▶ [BRIEF]
Extract the entries in their exact form.

=== GIVEN DATA ===

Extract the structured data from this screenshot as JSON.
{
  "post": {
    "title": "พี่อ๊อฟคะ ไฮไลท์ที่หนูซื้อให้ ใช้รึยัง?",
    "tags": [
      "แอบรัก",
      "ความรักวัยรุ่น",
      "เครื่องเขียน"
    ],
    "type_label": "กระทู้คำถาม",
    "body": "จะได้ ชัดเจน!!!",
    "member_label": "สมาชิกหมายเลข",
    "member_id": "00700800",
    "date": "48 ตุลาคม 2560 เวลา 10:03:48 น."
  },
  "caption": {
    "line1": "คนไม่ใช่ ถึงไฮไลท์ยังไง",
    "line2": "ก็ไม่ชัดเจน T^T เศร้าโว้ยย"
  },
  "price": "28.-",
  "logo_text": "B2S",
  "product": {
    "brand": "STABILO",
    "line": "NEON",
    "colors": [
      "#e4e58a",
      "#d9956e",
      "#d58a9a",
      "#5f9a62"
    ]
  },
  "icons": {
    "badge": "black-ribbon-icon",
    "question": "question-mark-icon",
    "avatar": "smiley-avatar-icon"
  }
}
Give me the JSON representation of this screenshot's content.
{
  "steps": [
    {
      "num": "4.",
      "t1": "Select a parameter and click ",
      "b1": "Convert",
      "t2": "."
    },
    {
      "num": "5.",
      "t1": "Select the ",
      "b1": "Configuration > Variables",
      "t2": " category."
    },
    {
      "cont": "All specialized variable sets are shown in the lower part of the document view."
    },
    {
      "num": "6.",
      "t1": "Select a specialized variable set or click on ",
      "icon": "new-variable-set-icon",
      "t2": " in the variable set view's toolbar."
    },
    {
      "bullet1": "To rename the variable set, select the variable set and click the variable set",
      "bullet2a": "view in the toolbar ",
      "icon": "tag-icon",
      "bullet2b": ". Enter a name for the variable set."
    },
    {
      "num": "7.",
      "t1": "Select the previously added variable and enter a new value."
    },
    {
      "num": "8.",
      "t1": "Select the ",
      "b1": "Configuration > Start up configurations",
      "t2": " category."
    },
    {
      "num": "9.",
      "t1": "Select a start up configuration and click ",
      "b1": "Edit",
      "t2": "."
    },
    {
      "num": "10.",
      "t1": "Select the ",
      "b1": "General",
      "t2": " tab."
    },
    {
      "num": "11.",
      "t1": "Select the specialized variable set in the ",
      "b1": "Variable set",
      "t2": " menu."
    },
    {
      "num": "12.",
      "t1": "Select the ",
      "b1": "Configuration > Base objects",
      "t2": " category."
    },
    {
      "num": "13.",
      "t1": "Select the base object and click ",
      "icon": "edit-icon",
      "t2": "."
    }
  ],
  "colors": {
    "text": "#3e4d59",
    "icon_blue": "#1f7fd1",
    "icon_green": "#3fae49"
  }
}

===

▶ [THE RESULT]
Extract the structured data from this screenshot as JSON.
{
  "post": {
    "title": "พี่อ๊อฟคะ ไฮไลท์ที่หนูซื้อให้ ใช้รึยัง?",
    "tags": [
      "แอบรัก",
      "ความรักวัยรุ่น",
      "เครื่องเขียน"
    ],
    "type_label": "กระทู้คำถาม",
    "body": "จะได้ ชัดเจน!!!",
    "member_label": "สมาชิกหมายเลข",
    "member_id": "00700800",
    "date": "48 ตุลาคม 2560 เวลา 10:03:48 น."
  },
  "caption": {
    "line1": "คนไม่ใช่ ถึงไฮไลท์ยังไง",
    "line2": "ก็ไม่ชัดเจน T^T เศร้าโว้ยย"
  },
  "price": "28.-",
  "logo_text": "B2S",
  "product": {
    "brand": "STABILO",
    "line": "NEON",
    "colors": [
      "#e4e58a",
      "#d9956e",
      "#d58a9a",
      "#5f9a62"
    ]
  },
  "icons": {
    "badge": "black-ribbon-icon",
    "question": "question-mark-icon",
    "avatar": "smiley-avatar-icon"
  }
}
Give me the JSON representation of this screenshot's content.
{
  "steps": [
    {
      "num": "4.",
      "t1": "Select a parameter and click ",
      "b1": "Convert",
      "t2": "."
    },
    {
      "num": "5.",
      "t1": "Select the ",
      "b1": "Configuration > Variables",
      "t2": " category."
    },
    {
      "cont": "All specialized variable sets are shown in the lower part of the document view."
    },
    {
      "num": "6.",
      "t1": "Select a specialized variable set or click on ",
      "icon": "new-variable-set-icon",
      "t2": " in the variable set view's toolbar."
    },
    {
      "bullet1": "To rename the variable set, select the variable set and click the variable set",
      "bullet2a": "view in the toolbar ",
      "icon": "tag-icon",
      "bullet2b": ". Enter a name for the variable set."
    },
    {
      "num": "7.",
      "t1": "Select the previously added variable and enter a new value."
    },
    {
      "num": "8.",
      "t1": "Select the ",
      "b1": "Configuration > Start up configurations",
      "t2": " category."
    },
    {
      "num": "9.",
      "t1": "Select a start up configuration and click ",
      "b1": "Edit",
      "t2": "."
    },
    {
      "num": "10.",
      "t1": "Select the ",
      "b1": "General",
      "t2": " tab."
    },
    {
      "num": "11.",
      "t1": "Select the specialized variable set in the ",
      "b1": "Variable set",
      "t2": " menu."
    },
    {
      "num": "12.",
      "t1": "Select the ",
      "b1": "Configuration > Base objects",
      "t2": " category."
    },
    {
      "num": "13.",
      "t1": "Select the base object and click ",
      "icon": "edit-icon",
      "t2": "."
    }
  ],
  "colors": {
    "text": "#3e4d59",
    "icon_blue": "#1f7fd1",
    "icon_green": "#3fae49"
  }
}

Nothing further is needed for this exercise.